## BEGIN DATA PROVIDED

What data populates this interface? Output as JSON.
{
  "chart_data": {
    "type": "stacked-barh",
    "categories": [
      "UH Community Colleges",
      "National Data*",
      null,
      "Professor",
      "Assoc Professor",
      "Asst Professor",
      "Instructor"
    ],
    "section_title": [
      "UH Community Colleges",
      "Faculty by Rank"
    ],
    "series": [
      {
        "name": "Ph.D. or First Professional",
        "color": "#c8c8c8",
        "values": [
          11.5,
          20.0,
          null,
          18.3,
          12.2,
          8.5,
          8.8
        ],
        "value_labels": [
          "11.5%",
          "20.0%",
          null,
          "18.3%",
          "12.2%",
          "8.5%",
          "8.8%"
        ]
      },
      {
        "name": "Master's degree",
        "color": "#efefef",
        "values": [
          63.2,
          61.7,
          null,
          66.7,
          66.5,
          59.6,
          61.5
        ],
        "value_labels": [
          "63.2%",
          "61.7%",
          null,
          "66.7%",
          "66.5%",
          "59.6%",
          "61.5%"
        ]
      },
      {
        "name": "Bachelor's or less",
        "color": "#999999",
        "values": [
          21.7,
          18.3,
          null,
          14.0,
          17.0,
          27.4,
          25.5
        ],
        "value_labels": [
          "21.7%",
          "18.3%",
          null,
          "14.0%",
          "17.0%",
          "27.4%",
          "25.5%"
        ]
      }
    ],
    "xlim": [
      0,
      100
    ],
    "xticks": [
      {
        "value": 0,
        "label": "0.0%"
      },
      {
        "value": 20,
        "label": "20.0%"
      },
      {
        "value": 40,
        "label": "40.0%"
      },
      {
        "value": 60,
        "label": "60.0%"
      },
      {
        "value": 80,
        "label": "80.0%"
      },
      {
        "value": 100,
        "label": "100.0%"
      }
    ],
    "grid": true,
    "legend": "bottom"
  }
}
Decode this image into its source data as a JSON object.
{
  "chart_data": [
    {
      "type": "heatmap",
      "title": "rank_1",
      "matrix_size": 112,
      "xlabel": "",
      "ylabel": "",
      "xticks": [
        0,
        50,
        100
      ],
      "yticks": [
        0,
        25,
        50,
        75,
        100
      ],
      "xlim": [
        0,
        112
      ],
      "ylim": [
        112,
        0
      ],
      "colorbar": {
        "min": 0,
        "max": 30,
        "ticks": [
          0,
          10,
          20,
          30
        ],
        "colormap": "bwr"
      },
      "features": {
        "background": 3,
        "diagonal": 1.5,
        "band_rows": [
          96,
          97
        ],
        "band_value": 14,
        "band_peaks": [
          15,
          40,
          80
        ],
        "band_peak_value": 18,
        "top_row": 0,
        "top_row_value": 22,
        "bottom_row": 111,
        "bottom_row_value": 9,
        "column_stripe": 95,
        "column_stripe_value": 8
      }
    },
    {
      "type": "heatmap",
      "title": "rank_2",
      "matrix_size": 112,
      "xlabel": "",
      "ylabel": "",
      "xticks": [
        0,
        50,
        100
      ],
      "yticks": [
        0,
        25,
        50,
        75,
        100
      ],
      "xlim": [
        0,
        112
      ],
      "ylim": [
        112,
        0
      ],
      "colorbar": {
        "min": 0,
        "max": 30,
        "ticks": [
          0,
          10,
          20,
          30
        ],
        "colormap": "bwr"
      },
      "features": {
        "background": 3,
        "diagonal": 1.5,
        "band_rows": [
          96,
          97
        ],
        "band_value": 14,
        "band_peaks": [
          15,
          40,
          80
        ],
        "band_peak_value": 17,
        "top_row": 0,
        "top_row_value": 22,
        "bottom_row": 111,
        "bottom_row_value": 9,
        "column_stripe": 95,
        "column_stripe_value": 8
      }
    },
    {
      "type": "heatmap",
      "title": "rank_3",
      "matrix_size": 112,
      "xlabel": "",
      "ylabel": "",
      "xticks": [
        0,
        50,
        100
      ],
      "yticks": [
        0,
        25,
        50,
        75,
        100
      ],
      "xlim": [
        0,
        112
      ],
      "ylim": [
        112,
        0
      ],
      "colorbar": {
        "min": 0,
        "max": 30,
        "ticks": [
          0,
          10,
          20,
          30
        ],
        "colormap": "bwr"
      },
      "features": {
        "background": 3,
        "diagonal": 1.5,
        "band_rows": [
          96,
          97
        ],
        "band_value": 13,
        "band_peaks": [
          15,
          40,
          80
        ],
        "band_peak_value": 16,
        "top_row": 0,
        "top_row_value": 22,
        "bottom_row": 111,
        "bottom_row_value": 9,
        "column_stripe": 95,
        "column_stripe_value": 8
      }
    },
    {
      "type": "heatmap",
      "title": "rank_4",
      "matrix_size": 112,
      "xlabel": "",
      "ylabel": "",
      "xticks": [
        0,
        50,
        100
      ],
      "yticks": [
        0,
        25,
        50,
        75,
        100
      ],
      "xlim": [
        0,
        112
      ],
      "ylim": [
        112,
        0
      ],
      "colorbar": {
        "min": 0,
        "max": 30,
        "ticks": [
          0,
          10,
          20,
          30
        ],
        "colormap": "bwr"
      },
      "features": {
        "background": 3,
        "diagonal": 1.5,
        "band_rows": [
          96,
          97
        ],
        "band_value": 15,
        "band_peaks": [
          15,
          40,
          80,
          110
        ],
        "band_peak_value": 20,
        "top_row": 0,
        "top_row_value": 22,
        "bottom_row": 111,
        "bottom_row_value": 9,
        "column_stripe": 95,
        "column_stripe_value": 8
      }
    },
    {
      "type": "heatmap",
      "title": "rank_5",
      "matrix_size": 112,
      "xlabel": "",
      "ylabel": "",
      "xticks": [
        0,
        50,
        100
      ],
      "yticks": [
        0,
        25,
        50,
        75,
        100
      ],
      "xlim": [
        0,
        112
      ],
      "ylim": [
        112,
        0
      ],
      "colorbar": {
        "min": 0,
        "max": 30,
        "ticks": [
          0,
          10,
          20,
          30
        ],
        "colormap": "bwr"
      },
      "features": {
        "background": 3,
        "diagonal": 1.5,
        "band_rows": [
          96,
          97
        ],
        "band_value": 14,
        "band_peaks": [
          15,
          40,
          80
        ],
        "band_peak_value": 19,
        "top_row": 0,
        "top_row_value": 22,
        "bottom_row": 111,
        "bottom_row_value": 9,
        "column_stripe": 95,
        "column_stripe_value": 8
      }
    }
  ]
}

## END DATA PROVIDED

> WRITTEN INSTRUCTION
Print the listing above in full, exactly as it is.

> RESULT OF THIS TASK
What data populates this interface? Output as JSON.
{
  "chart_data": {
    "type": "stacked-barh",
    "categories": [
      "UH Community Colleges",
      "National Data*",
      null,
      "Professor",
      "Assoc Professor",
      "Asst Professor",
      "Instructor"
    ],
    "section_title": [
      "UH Community Colleges",
      "Faculty by Rank"
    ],
    "series": [
      {
        "name": "Ph.D. or First Professional",
        "color": "#c8c8c8",
        "values": [
          11.5,
          20.0,
          null,
          18.3,
          12.2,
          8.5,
          8.8
        ],
        "value_labels": [
          "11.5%",
          "20.0%",
          null,
          "18.3%",
          "12.2%",
          "8.5%",
          "8.8%"
        ]
      },
      {
        "name": "Master's degree",
        "color": "#efefef",
        "values": [
          63.2,
          61.7,
          null,
          66.7,
          66.5,
          59.6,
          61.5
        ],
        "value_labels": [
          "63.2%",
          "61.7%",
          null,
          "66.7%",
          "66.5%",
          "59.6%",
          "61.5%"
        ]
      },
      {
        "name": "Bachelor's or less",
        "color": "#999999",
        "values": [
          21.7,
          18.3,
          null,
          14.0,
          17.0,
          27.4,
          25.5
        ],
        "value_labels": [
          "21.7%",
          "18.3%",
          null,
          "14.0%",
          "17.0%",
          "27.4%",
          "25.5%"
        ]
      }
    ],
    "xlim": [
      0,
      100
    ],
    "xticks": [
      {
        "value": 0,
        "label": "0.0%"
      },
      {
        "value": 20,
        "label": "20.0%"
      },
      {
        "value": 40,
        "label": "40.0%"
      },
      {
        "value": 60,
        "label": "60.0%"
      },
      {
        "value": 80,
        "label": "80.0%"
      },
      {
        "value": 100,
        "label": "100.0%"
      }
    ],
    "grid": true,
    "legend": "bottom"
  }
}
Decode this image into its source data as a JSON object.
{
  "chart_data": [
    {
      "type": "heatmap",
      "title": "rank_1",
      "matrix_size": 112,
      "xlabel": "",
      "ylabel": "",
      "xticks": [
        0,
        50,
        100
      ],
      "yticks": [
        0,
        25,
        50,
        75,
        100
      ],
      "xlim": [
        0,
        112
      ],
      "ylim": [
        112,
        0
      ],
      "colorbar": {
        "min": 0,
        "max": 30,
        "ticks": [
          0,
          10,
          20,
          30
        ],
        "colormap": "bwr"
      },
      "features": {
        "background": 3,
        "diagonal": 1.5,
        "band_rows": [
          96,
          97
        ],
        "band_value": 14,
        "band_peaks": [
          15,
          40,
          80
        ],
        "band_peak_value": 18,
        "top_row": 0,
        "top_row_value": 22,
        "bottom_row": 111,
        "bottom_row_value": 9,
        "column_stripe": 95,
        "column_stripe_value": 8
      }
    },
    {
      "type": "heatmap",
      "title": "rank_2",
      "matrix_size": 112,
      "xlabel": "",
      "ylabel": "",
      "xticks": [
        0,
        50,
        100
      ],
      "yticks": [
        0,
        25,
        50,
        75,
        100
      ],
      "xlim": [
        0,
        112
      ],
      "ylim": [
        112,
        0
      ],
      "colorbar": {
        "min": 0,
        "max": 30,
        "ticks": [
          0,
          10,
          20,
          30
        ],
        "colormap": "bwr"
      },
      "features": {
        "background": 3,
        "diagonal": 1.5,
        "band_rows": [
          96,
          97
        ],
        "band_value": 14,
        "band_peaks": [
          15,
          40,
          80
        ],
        "band_peak_value": 17,
        "top_row": 0,
        "top_row_value": 22,
        "bottom_row": 111,
        "bottom_row_value": 9,
        "column_stripe": 95,
        "column_stripe_value": 8
      }
    },
    {
      "type": "heatmap",
      "title": "rank_3",
      "matrix_size": 112,
      "xlabel": "",
      "ylabel": "",
      "xticks": [
        0,
        50,
        100
      ],
      "yticks": [
        0,
        25,
        50,
        75,
        100
      ],
      "xlim": [
        0,
        112
      ],
      "ylim": [
        112,
        0
      ],
      "colorbar": {
        "min": 0,
        "max": 30,
        "ticks": [
          0,
          10,
          20,
          30
        ],
        "colormap": "bwr"
      },
      "features": {
        "background": 3,
        "diagonal": 1.5,
        "band_rows": [
          96,
          97
        ],
        "band_value": 13,
        "band_peaks": [
          15,
          40,
          80
        ],
        "band_peak_value": 16,
        "top_row": 0,
        "top_row_value": 22,
        "bottom_row": 111,
        "bottom_row_value": 9,
        "column_stripe": 95,
        "column_stripe_value": 8
      }
    },
    {
      "type": "heatmap",
      "title": "rank_4",
      "matrix_size": 112,
      "xlabel": "",
      "ylabel": "",
      "xticks": [
        0,
        50,
        100
      ],
      "yticks": [
        0,
        25,
        50,
        75,
        100
      ],
      "xlim": [
        0,
        112
      ],
      "ylim": [
        112,
        0
      ],
      "colorbar": {
        "min": 0,
        "max": 30,
        "ticks": [
          0,
          10,
          20,
          30
        ],
        "colormap": "bwr"
      },
      "features": {
        "background": 3,
        "diagonal": 1.5,
        "band_rows": [
          96,
          97
        ],
        "band_value": 15,
        "band_peaks": [
          15,
          40,
          80,
          110
        ],
        "band_peak_value": 20,
        "top_row": 0,
        "top_row_value": 22,
        "bottom_row": 111,
        "bottom_row_value": 9,
        "column_stripe": 95,
        "column_stripe_value": 8
      }
    },
    {
      "type": "heatmap",
      "title": "rank_5",
      "matrix_size": 112,
      "xlabel": "",
      "ylabel": "",
      "xticks": [
        0,
        50,
        100
      ],
      "yticks": [
        0,
        25,
        50,
        75,
        100
      ],
      "xlim": [
        0,
        112
      ],
      "ylim": [
        112,
        0
      ],
      "colorbar": {
        "min": 0,
        "max": 30,
        "ticks": [
          0,
          10,
          20,
          30
        ],
        "colormap": "bwr"
      },
      "features": {
        "background": 3,
        "diagonal": 1.5,
        "band_rows": [
          96,
          97
        ],
        "band_value": 14,
        "band_peaks": [
          15,
          40,
          80
        ],
        "band_peak_value": 19,
        "top_row": 0,
        "top_row_value": 22,
        "bottom_row": 111,
        "bottom_row_value": 9,
        "column_stripe": 95,
        "column_stripe_value": 8
      }
    }
  ]
}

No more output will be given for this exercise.